[start of Material to process]

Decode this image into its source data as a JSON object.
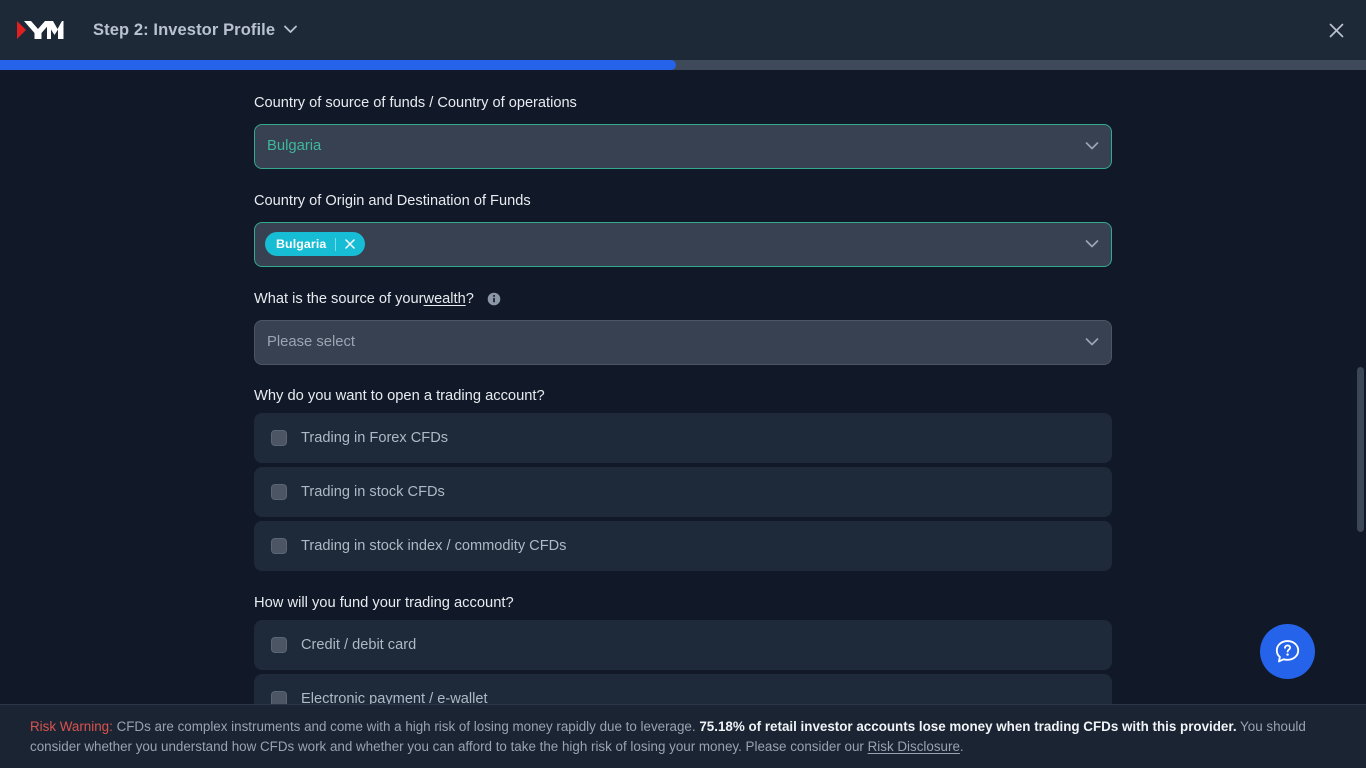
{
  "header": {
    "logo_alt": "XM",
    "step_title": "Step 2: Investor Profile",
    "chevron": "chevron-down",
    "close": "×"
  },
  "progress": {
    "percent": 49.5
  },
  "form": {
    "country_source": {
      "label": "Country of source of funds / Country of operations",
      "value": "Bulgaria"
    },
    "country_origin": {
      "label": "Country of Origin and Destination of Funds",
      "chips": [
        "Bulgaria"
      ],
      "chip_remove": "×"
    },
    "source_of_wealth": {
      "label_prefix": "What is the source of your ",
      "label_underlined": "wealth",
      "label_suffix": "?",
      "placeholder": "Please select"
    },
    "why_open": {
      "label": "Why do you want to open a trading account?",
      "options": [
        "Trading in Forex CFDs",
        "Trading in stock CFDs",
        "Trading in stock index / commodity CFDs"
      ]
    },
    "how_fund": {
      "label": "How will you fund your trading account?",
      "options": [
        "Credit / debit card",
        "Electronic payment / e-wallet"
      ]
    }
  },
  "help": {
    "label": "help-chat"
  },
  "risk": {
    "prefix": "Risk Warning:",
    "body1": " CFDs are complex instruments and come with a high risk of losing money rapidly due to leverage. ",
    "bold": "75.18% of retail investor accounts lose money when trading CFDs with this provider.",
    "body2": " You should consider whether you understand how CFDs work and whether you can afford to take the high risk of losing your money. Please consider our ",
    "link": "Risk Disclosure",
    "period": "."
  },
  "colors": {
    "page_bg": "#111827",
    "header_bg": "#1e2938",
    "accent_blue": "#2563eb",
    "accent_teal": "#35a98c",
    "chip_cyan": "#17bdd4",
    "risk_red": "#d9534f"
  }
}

[end of Material to process]

● What is needed: Print the complete listing exactly, apart from any pictures.

● Answer to the task:
Decode this image into its source data as a JSON object.
{
  "header": {
    "logo_alt": "XM",
    "step_title": "Step 2: Investor Profile",
    "chevron": "chevron-down",
    "close": "×"
  },
  "progress": {
    "percent": 49.5
  },
  "form": {
    "country_source": {
      "label": "Country of source of funds / Country of operations",
      "value": "Bulgaria"
    },
    "country_origin": {
      "label": "Country of Origin and Destination of Funds",
      "chips": [
        "Bulgaria"
      ],
      "chip_remove": "×"
    },
    "source_of_wealth": {
      "label_prefix": "What is the source of your ",
      "label_underlined": "wealth",
      "label_suffix": "?",
      "placeholder": "Please select"
    },
    "why_open": {
      "label": "Why do you want to open a trading account?",
      "options": [
        "Trading in Forex CFDs",
        "Trading in stock CFDs",
        "Trading in stock index / commodity CFDs"
      ]
    },
    "how_fund": {
      "label": "How will you fund your trading account?",
      "options": [
        "Credit / debit card",
        "Electronic payment / e-wallet"
      ]
    }
  },
  "help": {
    "label": "help-chat"
  },
  "risk": {
    "prefix": "Risk Warning:",
    "body1": " CFDs are complex instruments and come with a high risk of losing money rapidly due to leverage. ",
    "bold": "75.18% of retail investor accounts lose money when trading CFDs with this provider.",
    "body2": " You should consider whether you understand how CFDs work and whether you can afford to take the high risk of losing your money. Please consider our ",
    "link": "Risk Disclosure",
    "period": "."
  },
  "colors": {
    "page_bg": "#111827",
    "header_bg": "#1e2938",
    "accent_blue": "#2563eb",
    "accent_teal": "#35a98c",
    "chip_cyan": "#17bdd4",
    "risk_red": "#d9534f"
  }
}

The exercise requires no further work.